Copy every line of the data in which the word "this" occurs.

Figure dataset records:
——————————

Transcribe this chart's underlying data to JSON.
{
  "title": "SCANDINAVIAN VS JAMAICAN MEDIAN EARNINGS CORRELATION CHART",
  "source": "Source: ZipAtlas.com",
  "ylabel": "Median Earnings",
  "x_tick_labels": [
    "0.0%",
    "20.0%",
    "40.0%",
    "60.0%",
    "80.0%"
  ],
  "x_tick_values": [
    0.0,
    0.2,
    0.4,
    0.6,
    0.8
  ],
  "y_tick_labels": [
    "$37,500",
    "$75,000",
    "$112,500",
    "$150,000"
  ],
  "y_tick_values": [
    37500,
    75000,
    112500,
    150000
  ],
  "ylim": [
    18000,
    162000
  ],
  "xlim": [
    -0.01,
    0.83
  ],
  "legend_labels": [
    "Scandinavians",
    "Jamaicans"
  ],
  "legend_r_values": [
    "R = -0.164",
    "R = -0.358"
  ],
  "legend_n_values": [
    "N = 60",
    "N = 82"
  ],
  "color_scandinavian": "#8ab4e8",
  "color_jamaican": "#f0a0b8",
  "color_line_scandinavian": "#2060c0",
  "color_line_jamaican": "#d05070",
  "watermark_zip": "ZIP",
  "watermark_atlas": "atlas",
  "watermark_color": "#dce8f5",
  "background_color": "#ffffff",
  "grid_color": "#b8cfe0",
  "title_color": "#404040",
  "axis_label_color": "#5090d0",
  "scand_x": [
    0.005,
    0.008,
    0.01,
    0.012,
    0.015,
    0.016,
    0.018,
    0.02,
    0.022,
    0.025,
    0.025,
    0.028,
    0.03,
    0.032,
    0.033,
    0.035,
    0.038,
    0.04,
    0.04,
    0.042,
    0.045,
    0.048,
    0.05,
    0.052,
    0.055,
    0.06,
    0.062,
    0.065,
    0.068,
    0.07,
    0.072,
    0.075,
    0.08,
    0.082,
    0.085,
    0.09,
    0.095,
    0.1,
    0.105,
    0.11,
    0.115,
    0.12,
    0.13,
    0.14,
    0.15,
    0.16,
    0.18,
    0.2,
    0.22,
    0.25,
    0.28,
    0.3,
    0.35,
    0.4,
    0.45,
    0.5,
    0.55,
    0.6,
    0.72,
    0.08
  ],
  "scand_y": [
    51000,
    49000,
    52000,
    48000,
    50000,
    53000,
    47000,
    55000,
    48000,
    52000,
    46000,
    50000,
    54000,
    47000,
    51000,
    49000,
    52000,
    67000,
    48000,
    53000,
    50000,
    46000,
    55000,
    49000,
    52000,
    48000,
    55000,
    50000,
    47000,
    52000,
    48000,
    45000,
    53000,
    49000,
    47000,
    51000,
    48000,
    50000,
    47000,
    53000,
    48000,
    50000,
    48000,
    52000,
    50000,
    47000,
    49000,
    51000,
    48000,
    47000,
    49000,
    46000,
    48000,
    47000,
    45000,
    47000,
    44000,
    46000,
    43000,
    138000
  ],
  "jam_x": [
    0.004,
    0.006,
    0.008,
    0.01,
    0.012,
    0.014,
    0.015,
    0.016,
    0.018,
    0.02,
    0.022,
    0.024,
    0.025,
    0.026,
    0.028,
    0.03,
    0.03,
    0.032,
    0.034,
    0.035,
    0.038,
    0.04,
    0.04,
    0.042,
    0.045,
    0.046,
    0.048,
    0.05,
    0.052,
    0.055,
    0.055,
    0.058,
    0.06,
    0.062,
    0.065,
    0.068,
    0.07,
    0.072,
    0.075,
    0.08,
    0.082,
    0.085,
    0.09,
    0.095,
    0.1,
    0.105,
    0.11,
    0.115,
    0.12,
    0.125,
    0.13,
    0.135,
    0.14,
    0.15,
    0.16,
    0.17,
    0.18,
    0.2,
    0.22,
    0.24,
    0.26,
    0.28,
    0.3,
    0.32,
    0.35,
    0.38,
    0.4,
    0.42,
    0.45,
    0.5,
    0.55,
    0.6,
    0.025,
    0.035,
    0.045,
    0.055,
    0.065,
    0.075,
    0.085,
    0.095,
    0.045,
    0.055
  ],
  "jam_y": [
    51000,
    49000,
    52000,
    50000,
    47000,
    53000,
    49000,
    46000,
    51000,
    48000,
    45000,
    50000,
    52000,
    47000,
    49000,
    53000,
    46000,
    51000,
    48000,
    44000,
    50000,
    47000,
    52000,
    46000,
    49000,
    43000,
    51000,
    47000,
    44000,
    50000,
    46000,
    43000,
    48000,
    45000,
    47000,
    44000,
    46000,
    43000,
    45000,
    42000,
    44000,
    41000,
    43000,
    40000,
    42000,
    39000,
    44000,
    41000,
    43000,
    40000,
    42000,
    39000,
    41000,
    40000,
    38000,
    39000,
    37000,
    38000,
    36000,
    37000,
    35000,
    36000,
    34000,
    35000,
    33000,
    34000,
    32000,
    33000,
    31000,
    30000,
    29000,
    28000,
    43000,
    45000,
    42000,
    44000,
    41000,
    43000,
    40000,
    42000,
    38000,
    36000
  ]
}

——————————

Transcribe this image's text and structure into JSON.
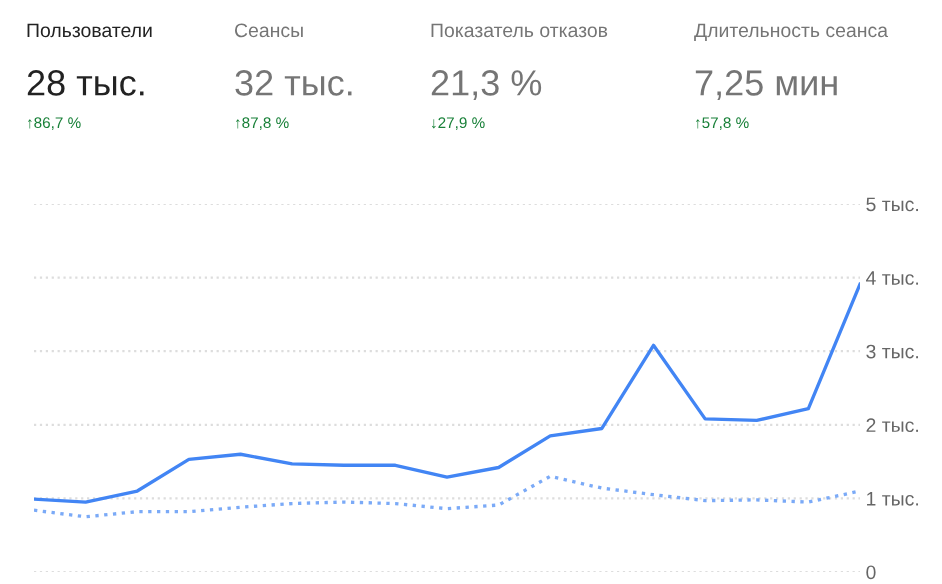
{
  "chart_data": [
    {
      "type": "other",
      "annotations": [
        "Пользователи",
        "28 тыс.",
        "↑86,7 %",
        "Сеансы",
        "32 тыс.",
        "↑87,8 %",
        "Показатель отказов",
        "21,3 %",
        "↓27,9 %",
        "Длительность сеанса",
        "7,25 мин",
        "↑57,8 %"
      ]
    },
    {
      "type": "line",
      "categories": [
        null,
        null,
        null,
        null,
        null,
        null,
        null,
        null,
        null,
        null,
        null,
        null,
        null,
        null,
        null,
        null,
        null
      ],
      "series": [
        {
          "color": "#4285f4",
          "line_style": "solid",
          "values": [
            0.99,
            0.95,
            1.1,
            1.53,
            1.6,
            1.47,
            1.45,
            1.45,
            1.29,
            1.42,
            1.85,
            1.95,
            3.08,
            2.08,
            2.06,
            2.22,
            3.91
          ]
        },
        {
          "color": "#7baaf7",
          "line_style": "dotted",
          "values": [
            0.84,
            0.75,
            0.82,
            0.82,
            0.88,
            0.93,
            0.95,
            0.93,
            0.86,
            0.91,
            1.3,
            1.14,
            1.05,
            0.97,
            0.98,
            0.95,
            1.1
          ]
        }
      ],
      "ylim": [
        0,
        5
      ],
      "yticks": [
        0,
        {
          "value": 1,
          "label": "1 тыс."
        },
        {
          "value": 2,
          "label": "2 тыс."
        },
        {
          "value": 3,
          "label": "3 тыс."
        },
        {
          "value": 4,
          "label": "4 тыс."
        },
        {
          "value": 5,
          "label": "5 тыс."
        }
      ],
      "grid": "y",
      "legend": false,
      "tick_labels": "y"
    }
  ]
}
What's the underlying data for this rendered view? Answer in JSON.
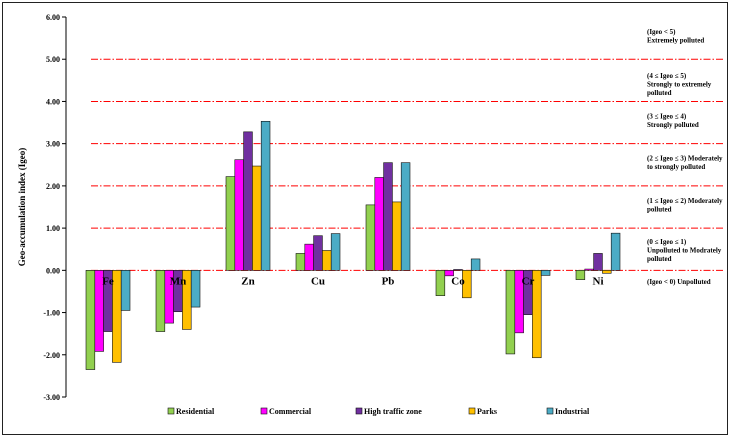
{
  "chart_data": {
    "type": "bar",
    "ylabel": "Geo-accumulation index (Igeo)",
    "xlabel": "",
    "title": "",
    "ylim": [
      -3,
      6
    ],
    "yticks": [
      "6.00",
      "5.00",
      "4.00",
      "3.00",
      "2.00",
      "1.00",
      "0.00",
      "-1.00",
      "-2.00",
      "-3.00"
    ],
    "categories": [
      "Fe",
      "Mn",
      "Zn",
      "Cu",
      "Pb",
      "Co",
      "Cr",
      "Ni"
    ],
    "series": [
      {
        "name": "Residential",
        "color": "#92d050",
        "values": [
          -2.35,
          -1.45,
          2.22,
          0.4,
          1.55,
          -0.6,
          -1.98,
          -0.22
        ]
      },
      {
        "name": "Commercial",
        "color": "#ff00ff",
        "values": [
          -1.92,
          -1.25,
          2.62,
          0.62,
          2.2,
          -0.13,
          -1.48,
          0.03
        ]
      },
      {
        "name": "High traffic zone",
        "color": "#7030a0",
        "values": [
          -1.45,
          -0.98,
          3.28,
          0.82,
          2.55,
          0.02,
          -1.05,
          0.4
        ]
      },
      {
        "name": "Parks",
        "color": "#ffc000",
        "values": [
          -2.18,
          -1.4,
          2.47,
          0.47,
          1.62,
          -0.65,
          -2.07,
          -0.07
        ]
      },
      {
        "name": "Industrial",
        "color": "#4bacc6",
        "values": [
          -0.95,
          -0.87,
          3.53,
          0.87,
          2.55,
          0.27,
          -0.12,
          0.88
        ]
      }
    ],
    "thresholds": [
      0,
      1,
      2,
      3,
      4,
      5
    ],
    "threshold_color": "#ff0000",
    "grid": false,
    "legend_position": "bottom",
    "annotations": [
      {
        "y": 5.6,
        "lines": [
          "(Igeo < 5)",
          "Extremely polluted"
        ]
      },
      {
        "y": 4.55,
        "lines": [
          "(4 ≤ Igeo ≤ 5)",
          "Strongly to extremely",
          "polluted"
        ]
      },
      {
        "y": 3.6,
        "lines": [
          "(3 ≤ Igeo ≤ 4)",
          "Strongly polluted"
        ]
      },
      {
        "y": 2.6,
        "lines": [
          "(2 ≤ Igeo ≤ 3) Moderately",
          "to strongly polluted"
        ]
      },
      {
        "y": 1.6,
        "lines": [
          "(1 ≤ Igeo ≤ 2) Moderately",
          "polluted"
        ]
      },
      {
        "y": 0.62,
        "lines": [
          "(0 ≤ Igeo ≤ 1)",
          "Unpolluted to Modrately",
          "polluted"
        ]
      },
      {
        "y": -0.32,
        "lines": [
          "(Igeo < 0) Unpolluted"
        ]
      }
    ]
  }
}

——————————

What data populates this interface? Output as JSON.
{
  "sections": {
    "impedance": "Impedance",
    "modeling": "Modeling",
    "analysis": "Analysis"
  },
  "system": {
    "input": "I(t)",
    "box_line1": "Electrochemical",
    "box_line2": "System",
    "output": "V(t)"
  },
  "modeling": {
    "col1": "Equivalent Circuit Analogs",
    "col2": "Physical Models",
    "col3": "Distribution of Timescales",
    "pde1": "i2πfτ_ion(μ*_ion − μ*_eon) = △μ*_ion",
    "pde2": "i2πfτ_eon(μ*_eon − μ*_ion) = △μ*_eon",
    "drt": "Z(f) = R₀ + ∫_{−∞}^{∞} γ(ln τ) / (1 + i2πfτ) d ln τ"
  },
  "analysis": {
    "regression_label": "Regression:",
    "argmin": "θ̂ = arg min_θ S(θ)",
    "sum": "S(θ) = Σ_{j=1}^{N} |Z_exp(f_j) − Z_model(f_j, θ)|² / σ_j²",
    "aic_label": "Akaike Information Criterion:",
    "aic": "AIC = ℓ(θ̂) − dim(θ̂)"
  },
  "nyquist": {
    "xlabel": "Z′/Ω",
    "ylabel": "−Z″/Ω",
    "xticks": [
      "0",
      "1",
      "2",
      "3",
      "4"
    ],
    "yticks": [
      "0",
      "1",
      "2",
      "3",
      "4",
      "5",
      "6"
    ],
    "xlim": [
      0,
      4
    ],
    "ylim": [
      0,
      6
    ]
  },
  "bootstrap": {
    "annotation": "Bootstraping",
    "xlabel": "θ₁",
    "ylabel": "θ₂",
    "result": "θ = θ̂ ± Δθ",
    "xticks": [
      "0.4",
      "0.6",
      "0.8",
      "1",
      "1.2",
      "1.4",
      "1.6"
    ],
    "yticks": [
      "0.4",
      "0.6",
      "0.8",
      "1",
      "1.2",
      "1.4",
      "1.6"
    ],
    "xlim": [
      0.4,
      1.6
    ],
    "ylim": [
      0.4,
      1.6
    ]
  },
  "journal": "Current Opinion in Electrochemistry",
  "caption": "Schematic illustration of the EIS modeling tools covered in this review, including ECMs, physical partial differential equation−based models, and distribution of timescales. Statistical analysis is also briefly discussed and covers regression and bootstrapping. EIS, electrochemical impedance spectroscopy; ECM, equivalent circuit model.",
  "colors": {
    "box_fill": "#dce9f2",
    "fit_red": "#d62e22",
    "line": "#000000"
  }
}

——————————

Solution below:
Transcribe this chart's underlying data to JSON.
Transcribe this image's text and structure into JSON.
What's the underlying data for this rendered view? Answer in JSON.
What data populates this interface? Output as JSON.
  "caption": "Schematic illustration of the EIS modeling tools covered in this review, including ECMs, physical partial differential equation−based models, and distribution of timescales. Statistical analysis is also briefly discussed and covers regression and bootstrapping. EIS, electrochemical impedance spectroscopy; ECM, equivalent circuit model.",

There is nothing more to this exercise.